> [WHAT THIS TASK INVOLVES]: Show every line where "enabling" occurs.

***

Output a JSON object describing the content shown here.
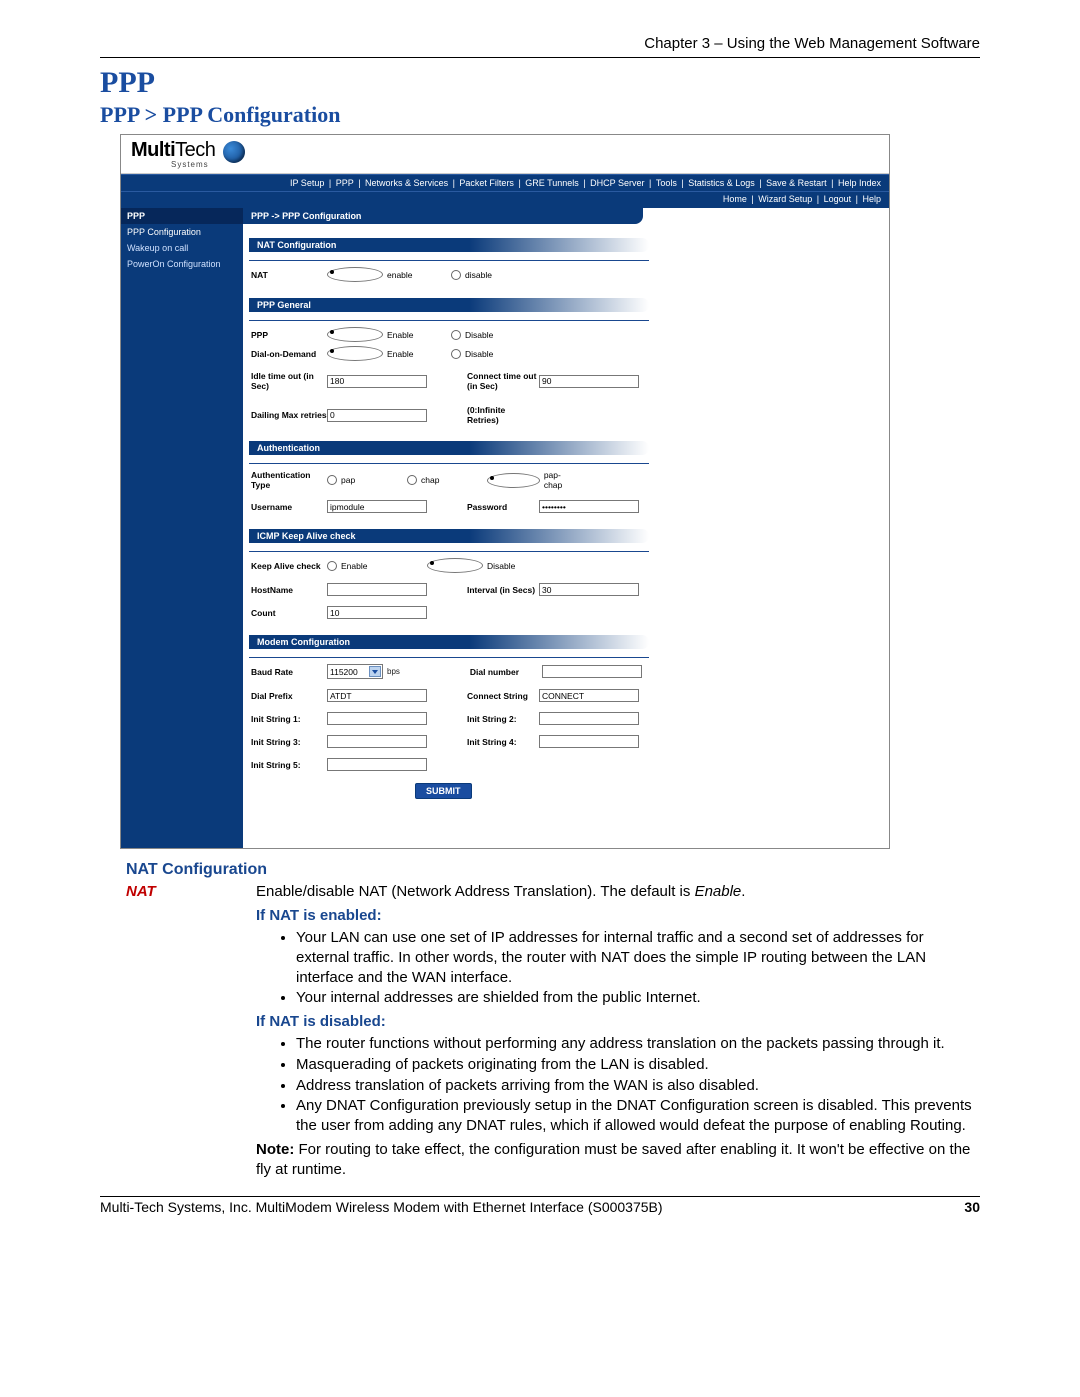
{
  "doc": {
    "chapter_header": "Chapter 3 – Using the Web Management Software",
    "h1": "PPP",
    "h2": "PPP > PPP Configuration",
    "footer_left": "Multi-Tech Systems, Inc. MultiModem Wireless Modem with Ethernet Interface (S000375B)",
    "footer_right": "30"
  },
  "shot": {
    "logo_multi": "Multi",
    "logo_tech": "Tech",
    "logo_systems": "Systems",
    "menu": [
      "IP Setup",
      "PPP",
      "Networks & Services",
      "Packet Filters",
      "GRE Tunnels",
      "DHCP Server",
      "Tools",
      "Statistics & Logs",
      "Save & Restart",
      "Help Index"
    ],
    "submenu": [
      "Home",
      "Wizard Setup",
      "Logout",
      "Help"
    ],
    "sidebar": {
      "cat": "PPP",
      "items": [
        "PPP Configuration",
        "Wakeup on call",
        "PowerOn Configuration"
      ]
    },
    "crumb": "PPP  ->  PPP Configuration",
    "sec_nat": {
      "title": "NAT Configuration",
      "lab_nat": "NAT",
      "enable": "enable",
      "disable": "disable"
    },
    "sec_ppp": {
      "title": "PPP General",
      "lab_ppp": "PPP",
      "lab_dod": "Dial-on-Demand",
      "enable": "Enable",
      "disable": "Disable",
      "lab_idle": "Idle time out  (in Sec)",
      "val_idle": "180",
      "lab_connect": "Connect time out  (in Sec)",
      "val_connect": "90",
      "lab_dialmax": "Dailing Max retries",
      "val_dialmax": "0",
      "note_dialmax": "(0:Infinite Retries)"
    },
    "sec_auth": {
      "title": "Authentication",
      "lab_type": "Authentication Type",
      "r_pap": "pap",
      "r_chap": "chap",
      "r_papchap": "pap-chap",
      "lab_user": "Username",
      "val_user": "ipmodule",
      "lab_pass": "Password",
      "val_pass": "••••••••"
    },
    "sec_icmp": {
      "title": "ICMP Keep Alive check",
      "lab_keep": "Keep Alive check",
      "enable": "Enable",
      "disable": "Disable",
      "lab_host": "HostName",
      "val_host": "",
      "lab_interval": "Interval (in Secs)",
      "val_interval": "30",
      "lab_count": "Count",
      "val_count": "10"
    },
    "sec_modem": {
      "title": "Modem Configuration",
      "lab_baud": "Baud Rate",
      "val_baud": "115200",
      "unit_bps": "bps",
      "lab_dialnum": "Dial number",
      "val_dialnum": "",
      "lab_dialprefix": "Dial Prefix",
      "val_dialprefix": "ATDT",
      "lab_connstr": "Connect String",
      "val_connstr": "CONNECT",
      "lab_init1": "Init String 1:",
      "lab_init2": "Init String 2:",
      "lab_init3": "Init String 3:",
      "lab_init4": "Init String 4:",
      "lab_init5": "Init String 5:",
      "submit": "SUBMIT"
    }
  },
  "body": {
    "h3": "NAT Configuration",
    "key": "NAT",
    "intro1": "Enable/disable NAT (Network Address Translation). The default is ",
    "intro_em": "Enable",
    "intro_end": ".",
    "sub_enabled": "If NAT is enabled:",
    "enabled_bullets": [
      "Your LAN can use one set of IP addresses for internal traffic and a second set of addresses for external traffic. In other words, the router with NAT does the simple IP routing between the LAN interface and the WAN interface.",
      "Your internal addresses are shielded from the public Internet."
    ],
    "sub_disabled": "If NAT is disabled:",
    "disabled_bullets": [
      "The router functions without performing any address translation on the packets passing through it.",
      "Masquerading of packets originating from the LAN is disabled.",
      "Address translation of packets arriving from the WAN is also disabled.",
      "Any DNAT Configuration previously setup in the DNAT Configuration screen is disabled. This prevents the user from adding any DNAT rules, which if allowed would defeat the purpose of enabling Routing."
    ],
    "note_b": "Note:",
    "note": " For routing to take effect, the configuration must be saved after enabling it. It won't be effective on the fly at runtime."
  }
}
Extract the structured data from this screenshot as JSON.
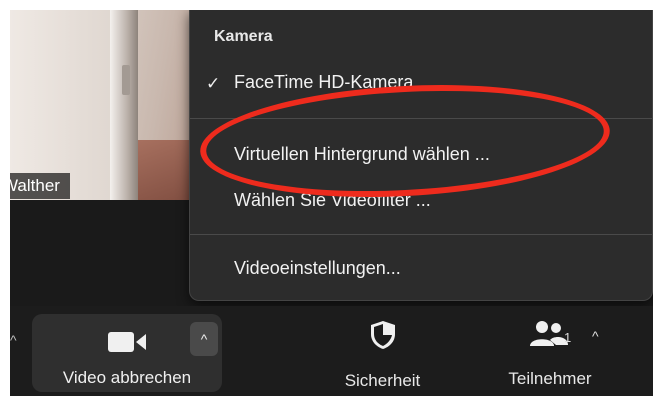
{
  "video": {
    "participant_name": "Walther"
  },
  "menu": {
    "header": "Kamera",
    "check_mark": "✓",
    "items": [
      {
        "label": "FaceTime HD-Kamera"
      },
      {
        "label": "Virtuellen Hintergrund wählen ..."
      },
      {
        "label": "Wählen Sie Videofilter ..."
      },
      {
        "label": "Videoeinstellungen..."
      }
    ]
  },
  "toolbar": {
    "video_label": "Video abbrechen",
    "video_caret": "^",
    "security_label": "Sicherheit",
    "participants_label": "Teilnehmer",
    "participants_count": "1",
    "participants_caret": "^",
    "left_caret": "^"
  },
  "colors": {
    "highlight_ellipse": "#ee2b1d",
    "menu_bg": "#2c2c2c",
    "toolbar_bg": "#1c1c1c"
  }
}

***

> [TASK OUTPUT]:
      "Any DNAT Configuration previously setup in the DNAT Configuration screen is disabled. This prevents the user from adding any DNAT rules, which if allowed would defeat the purpose of enabling Routing."
    "note": " For routing to take effect, the configuration must be saved after enabling it. It won't be effective on the fly at runtime."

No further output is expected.